:: Raw data ::
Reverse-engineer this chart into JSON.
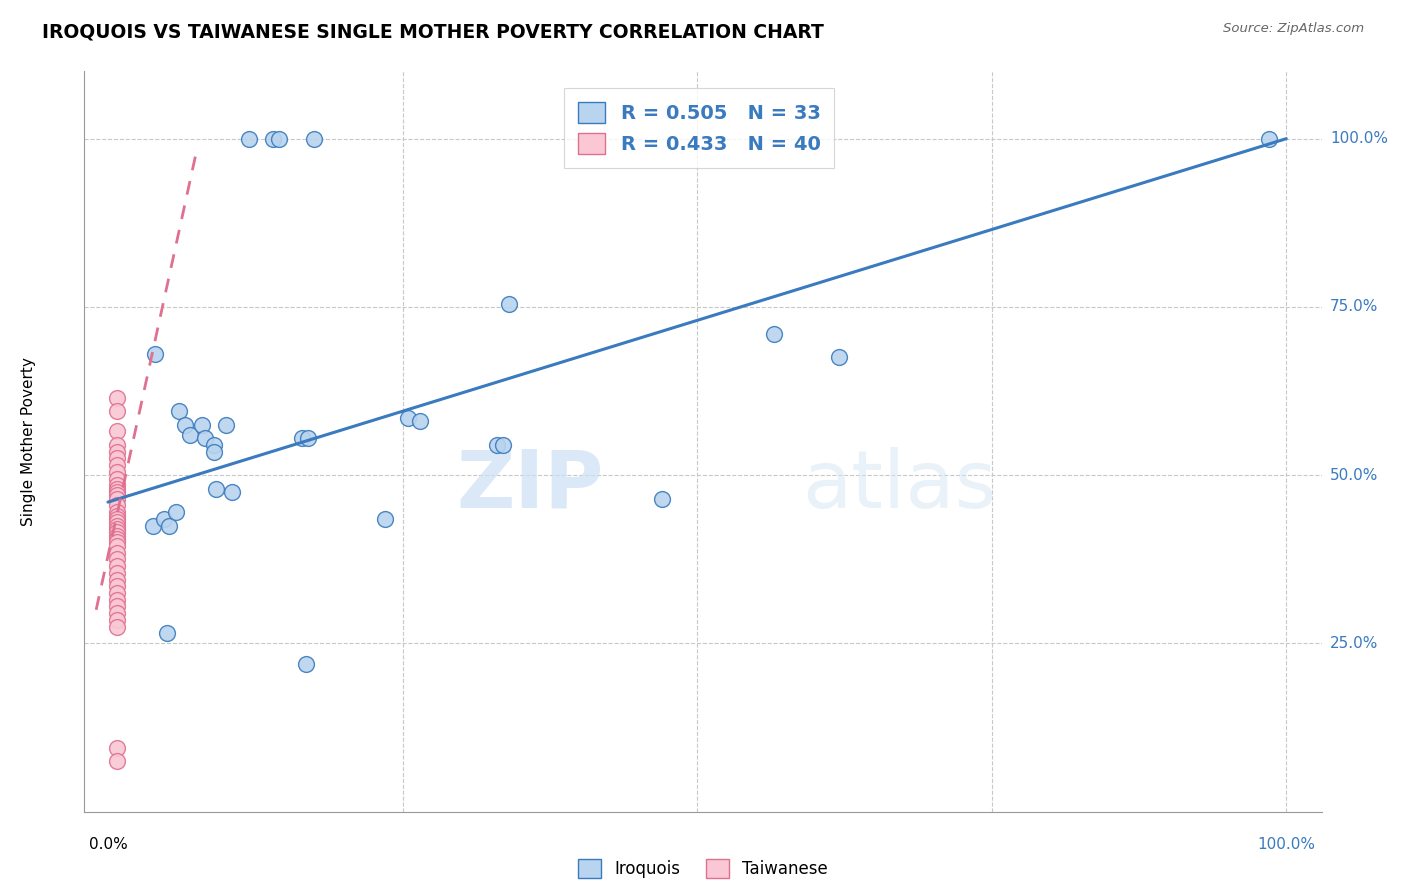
{
  "title": "IROQUOIS VS TAIWANESE SINGLE MOTHER POVERTY CORRELATION CHART",
  "source": "Source: ZipAtlas.com",
  "ylabel": "Single Mother Poverty",
  "iroquois_R": 0.505,
  "iroquois_N": 33,
  "taiwanese_R": 0.433,
  "taiwanese_N": 40,
  "iroquois_color": "#b8d4ee",
  "iroquois_line_color": "#3a7abf",
  "taiwanese_color": "#f9c8d4",
  "taiwanese_line_color": "#e07090",
  "watermark_zip": "ZIP",
  "watermark_atlas": "atlas",
  "iroquois_x": [
    0.12,
    0.14,
    0.145,
    0.175,
    0.04,
    0.06,
    0.065,
    0.07,
    0.08,
    0.082,
    0.09,
    0.09,
    0.092,
    0.1,
    0.105,
    0.165,
    0.17,
    0.33,
    0.335,
    0.34,
    0.47,
    0.565,
    0.62,
    0.985,
    0.038,
    0.048,
    0.052,
    0.058,
    0.235,
    0.255,
    0.265,
    0.168,
    0.05
  ],
  "iroquois_y": [
    1.0,
    1.0,
    1.0,
    1.0,
    0.68,
    0.595,
    0.575,
    0.56,
    0.575,
    0.555,
    0.545,
    0.535,
    0.48,
    0.575,
    0.475,
    0.555,
    0.555,
    0.545,
    0.545,
    0.755,
    0.465,
    0.71,
    0.675,
    1.0,
    0.425,
    0.435,
    0.425,
    0.445,
    0.435,
    0.585,
    0.58,
    0.22,
    0.265
  ],
  "taiwanese_x": [
    0.008,
    0.008,
    0.008,
    0.008,
    0.008,
    0.008,
    0.008,
    0.008,
    0.008,
    0.008,
    0.008,
    0.008,
    0.008,
    0.008,
    0.008,
    0.008,
    0.008,
    0.008,
    0.008,
    0.008,
    0.008,
    0.008,
    0.008,
    0.008,
    0.008,
    0.008,
    0.008,
    0.008,
    0.008,
    0.008,
    0.008,
    0.008,
    0.008,
    0.008,
    0.008,
    0.008,
    0.008,
    0.008,
    0.008,
    0.008
  ],
  "taiwanese_y": [
    0.615,
    0.595,
    0.565,
    0.545,
    0.535,
    0.525,
    0.515,
    0.505,
    0.495,
    0.485,
    0.48,
    0.475,
    0.47,
    0.465,
    0.455,
    0.445,
    0.44,
    0.435,
    0.43,
    0.425,
    0.42,
    0.415,
    0.41,
    0.405,
    0.4,
    0.395,
    0.385,
    0.375,
    0.365,
    0.355,
    0.345,
    0.335,
    0.325,
    0.315,
    0.305,
    0.295,
    0.285,
    0.275,
    0.095,
    0.075
  ],
  "iroquois_line_x": [
    0.0,
    1.0
  ],
  "iroquois_line_y": [
    0.46,
    1.0
  ],
  "taiwanese_line_x": [
    -0.01,
    0.075
  ],
  "taiwanese_line_y": [
    0.3,
    0.98
  ],
  "y_ticks": [
    0.25,
    0.5,
    0.75,
    1.0
  ],
  "y_tick_labels": [
    "25.0%",
    "50.0%",
    "75.0%",
    "100.0%"
  ],
  "x_tick_labels_left": "0.0%",
  "x_tick_labels_right": "100.0%",
  "xlim": [
    -0.02,
    1.03
  ],
  "ylim": [
    0.0,
    1.1
  ],
  "legend_labels": [
    "Iroquois",
    "Taiwanese"
  ]
}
:::
▸ **Objective**
Without the pictures, print the whole listing exactly as given.

▸ **Expected answer**
Reverse-engineer this chart into JSON.
{
  "title": "IROQUOIS VS TAIWANESE SINGLE MOTHER POVERTY CORRELATION CHART",
  "source": "Source: ZipAtlas.com",
  "ylabel": "Single Mother Poverty",
  "iroquois_R": 0.505,
  "iroquois_N": 33,
  "taiwanese_R": 0.433,
  "taiwanese_N": 40,
  "iroquois_color": "#b8d4ee",
  "iroquois_line_color": "#3a7abf",
  "taiwanese_color": "#f9c8d4",
  "taiwanese_line_color": "#e07090",
  "watermark_zip": "ZIP",
  "watermark_atlas": "atlas",
  "iroquois_x": [
    0.12,
    0.14,
    0.145,
    0.175,
    0.04,
    0.06,
    0.065,
    0.07,
    0.08,
    0.082,
    0.09,
    0.09,
    0.092,
    0.1,
    0.105,
    0.165,
    0.17,
    0.33,
    0.335,
    0.34,
    0.47,
    0.565,
    0.62,
    0.985,
    0.038,
    0.048,
    0.052,
    0.058,
    0.235,
    0.255,
    0.265,
    0.168,
    0.05
  ],
  "iroquois_y": [
    1.0,
    1.0,
    1.0,
    1.0,
    0.68,
    0.595,
    0.575,
    0.56,
    0.575,
    0.555,
    0.545,
    0.535,
    0.48,
    0.575,
    0.475,
    0.555,
    0.555,
    0.545,
    0.545,
    0.755,
    0.465,
    0.71,
    0.675,
    1.0,
    0.425,
    0.435,
    0.425,
    0.445,
    0.435,
    0.585,
    0.58,
    0.22,
    0.265
  ],
  "taiwanese_x": [
    0.008,
    0.008,
    0.008,
    0.008,
    0.008,
    0.008,
    0.008,
    0.008,
    0.008,
    0.008,
    0.008,
    0.008,
    0.008,
    0.008,
    0.008,
    0.008,
    0.008,
    0.008,
    0.008,
    0.008,
    0.008,
    0.008,
    0.008,
    0.008,
    0.008,
    0.008,
    0.008,
    0.008,
    0.008,
    0.008,
    0.008,
    0.008,
    0.008,
    0.008,
    0.008,
    0.008,
    0.008,
    0.008,
    0.008,
    0.008
  ],
  "taiwanese_y": [
    0.615,
    0.595,
    0.565,
    0.545,
    0.535,
    0.525,
    0.515,
    0.505,
    0.495,
    0.485,
    0.48,
    0.475,
    0.47,
    0.465,
    0.455,
    0.445,
    0.44,
    0.435,
    0.43,
    0.425,
    0.42,
    0.415,
    0.41,
    0.405,
    0.4,
    0.395,
    0.385,
    0.375,
    0.365,
    0.355,
    0.345,
    0.335,
    0.325,
    0.315,
    0.305,
    0.295,
    0.285,
    0.275,
    0.095,
    0.075
  ],
  "iroquois_line_x": [
    0.0,
    1.0
  ],
  "iroquois_line_y": [
    0.46,
    1.0
  ],
  "taiwanese_line_x": [
    -0.01,
    0.075
  ],
  "taiwanese_line_y": [
    0.3,
    0.98
  ],
  "y_ticks": [
    0.25,
    0.5,
    0.75,
    1.0
  ],
  "y_tick_labels": [
    "25.0%",
    "50.0%",
    "75.0%",
    "100.0%"
  ],
  "x_tick_labels_left": "0.0%",
  "x_tick_labels_right": "100.0%",
  "xlim": [
    -0.02,
    1.03
  ],
  "ylim": [
    0.0,
    1.1
  ],
  "legend_labels": [
    "Iroquois",
    "Taiwanese"
  ]
}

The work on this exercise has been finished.